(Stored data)
——————————

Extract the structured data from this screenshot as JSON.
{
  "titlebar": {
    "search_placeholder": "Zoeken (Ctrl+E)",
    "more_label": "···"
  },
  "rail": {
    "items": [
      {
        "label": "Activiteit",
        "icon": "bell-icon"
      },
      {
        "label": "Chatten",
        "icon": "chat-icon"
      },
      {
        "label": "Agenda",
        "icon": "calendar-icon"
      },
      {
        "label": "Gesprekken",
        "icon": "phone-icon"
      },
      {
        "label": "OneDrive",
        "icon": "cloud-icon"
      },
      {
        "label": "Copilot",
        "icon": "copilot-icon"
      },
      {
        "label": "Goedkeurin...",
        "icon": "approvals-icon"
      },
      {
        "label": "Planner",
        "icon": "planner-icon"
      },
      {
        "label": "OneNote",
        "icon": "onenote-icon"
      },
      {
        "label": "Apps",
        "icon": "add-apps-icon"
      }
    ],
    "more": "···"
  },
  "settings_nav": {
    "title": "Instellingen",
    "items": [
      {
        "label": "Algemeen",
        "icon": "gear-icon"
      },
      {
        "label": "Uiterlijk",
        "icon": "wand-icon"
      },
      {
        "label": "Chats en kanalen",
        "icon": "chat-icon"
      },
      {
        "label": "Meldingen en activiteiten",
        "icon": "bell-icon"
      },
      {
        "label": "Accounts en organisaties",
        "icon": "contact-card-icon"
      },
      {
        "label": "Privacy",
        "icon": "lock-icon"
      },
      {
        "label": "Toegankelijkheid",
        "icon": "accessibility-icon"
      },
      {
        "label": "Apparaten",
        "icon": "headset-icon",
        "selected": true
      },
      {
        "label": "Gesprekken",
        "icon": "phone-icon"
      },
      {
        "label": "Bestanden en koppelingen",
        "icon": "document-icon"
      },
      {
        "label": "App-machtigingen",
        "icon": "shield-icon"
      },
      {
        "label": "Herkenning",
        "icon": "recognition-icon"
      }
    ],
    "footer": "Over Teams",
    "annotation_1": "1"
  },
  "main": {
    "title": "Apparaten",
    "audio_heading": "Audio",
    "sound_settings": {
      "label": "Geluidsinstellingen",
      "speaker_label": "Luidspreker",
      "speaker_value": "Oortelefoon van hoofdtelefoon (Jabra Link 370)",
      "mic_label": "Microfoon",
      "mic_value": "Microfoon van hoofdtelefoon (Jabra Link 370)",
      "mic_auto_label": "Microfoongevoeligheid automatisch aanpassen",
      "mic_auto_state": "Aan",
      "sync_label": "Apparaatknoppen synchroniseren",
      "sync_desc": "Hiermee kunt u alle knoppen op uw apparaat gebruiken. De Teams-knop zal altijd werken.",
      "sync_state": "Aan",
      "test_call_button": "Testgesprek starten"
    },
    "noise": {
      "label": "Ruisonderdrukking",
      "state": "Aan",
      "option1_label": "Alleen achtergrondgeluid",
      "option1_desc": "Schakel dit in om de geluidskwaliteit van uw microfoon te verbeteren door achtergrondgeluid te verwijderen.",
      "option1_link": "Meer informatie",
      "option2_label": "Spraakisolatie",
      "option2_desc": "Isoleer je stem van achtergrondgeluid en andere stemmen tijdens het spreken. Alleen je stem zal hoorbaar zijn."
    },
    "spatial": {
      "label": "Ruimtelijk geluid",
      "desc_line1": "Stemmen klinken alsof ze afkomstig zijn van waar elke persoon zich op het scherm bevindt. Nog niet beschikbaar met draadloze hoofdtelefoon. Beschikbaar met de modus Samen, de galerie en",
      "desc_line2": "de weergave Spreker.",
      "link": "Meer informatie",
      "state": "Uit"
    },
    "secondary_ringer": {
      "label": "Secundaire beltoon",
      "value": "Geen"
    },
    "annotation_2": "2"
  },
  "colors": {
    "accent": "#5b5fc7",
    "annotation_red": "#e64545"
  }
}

——————————

Given exercise> Reproduce each entry exactly, leaving out nothing.

Task answer>
Extract the structured data from this screenshot as JSON.
{
  "titlebar": {
    "search_placeholder": "Zoeken (Ctrl+E)",
    "more_label": "···"
  },
  "rail": {
    "items": [
      {
        "label": "Activiteit",
        "icon": "bell-icon"
      },
      {
        "label": "Chatten",
        "icon": "chat-icon"
      },
      {
        "label": "Agenda",
        "icon": "calendar-icon"
      },
      {
        "label": "Gesprekken",
        "icon": "phone-icon"
      },
      {
        "label": "OneDrive",
        "icon": "cloud-icon"
      },
      {
        "label": "Copilot",
        "icon": "copilot-icon"
      },
      {
        "label": "Goedkeurin...",
        "icon": "approvals-icon"
      },
      {
        "label": "Planner",
        "icon": "planner-icon"
      },
      {
        "label": "OneNote",
        "icon": "onenote-icon"
      },
      {
        "label": "Apps",
        "icon": "add-apps-icon"
      }
    ],
    "more": "···"
  },
  "settings_nav": {
    "title": "Instellingen",
    "items": [
      {
        "label": "Algemeen",
        "icon": "gear-icon"
      },
      {
        "label": "Uiterlijk",
        "icon": "wand-icon"
      },
      {
        "label": "Chats en kanalen",
        "icon": "chat-icon"
      },
      {
        "label": "Meldingen en activiteiten",
        "icon": "bell-icon"
      },
      {
        "label": "Accounts en organisaties",
        "icon": "contact-card-icon"
      },
      {
        "label": "Privacy",
        "icon": "lock-icon"
      },
      {
        "label": "Toegankelijkheid",
        "icon": "accessibility-icon"
      },
      {
        "label": "Apparaten",
        "icon": "headset-icon",
        "selected": true
      },
      {
        "label": "Gesprekken",
        "icon": "phone-icon"
      },
      {
        "label": "Bestanden en koppelingen",
        "icon": "document-icon"
      },
      {
        "label": "App-machtigingen",
        "icon": "shield-icon"
      },
      {
        "label": "Herkenning",
        "icon": "recognition-icon"
      }
    ],
    "footer": "Over Teams",
    "annotation_1": "1"
  },
  "main": {
    "title": "Apparaten",
    "audio_heading": "Audio",
    "sound_settings": {
      "label": "Geluidsinstellingen",
      "speaker_label": "Luidspreker",
      "speaker_value": "Oortelefoon van hoofdtelefoon (Jabra Link 370)",
      "mic_label": "Microfoon",
      "mic_value": "Microfoon van hoofdtelefoon (Jabra Link 370)",
      "mic_auto_label": "Microfoongevoeligheid automatisch aanpassen",
      "mic_auto_state": "Aan",
      "sync_label": "Apparaatknoppen synchroniseren",
      "sync_desc": "Hiermee kunt u alle knoppen op uw apparaat gebruiken. De Teams-knop zal altijd werken.",
      "sync_state": "Aan",
      "test_call_button": "Testgesprek starten"
    },
    "noise": {
      "label": "Ruisonderdrukking",
      "state": "Aan",
      "option1_label": "Alleen achtergrondgeluid",
      "option1_desc": "Schakel dit in om de geluidskwaliteit van uw microfoon te verbeteren door achtergrondgeluid te verwijderen.",
      "option1_link": "Meer informatie",
      "option2_label": "Spraakisolatie",
      "option2_desc": "Isoleer je stem van achtergrondgeluid en andere stemmen tijdens het spreken. Alleen je stem zal hoorbaar zijn."
    },
    "spatial": {
      "label": "Ruimtelijk geluid",
      "desc_line1": "Stemmen klinken alsof ze afkomstig zijn van waar elke persoon zich op het scherm bevindt. Nog niet beschikbaar met draadloze hoofdtelefoon. Beschikbaar met de modus Samen, de galerie en",
      "desc_line2": "de weergave Spreker.",
      "link": "Meer informatie",
      "state": "Uit"
    },
    "secondary_ringer": {
      "label": "Secundaire beltoon",
      "value": "Geen"
    },
    "annotation_2": "2"
  },
  "colors": {
    "accent": "#5b5fc7",
    "annotation_red": "#e64545"
  }
}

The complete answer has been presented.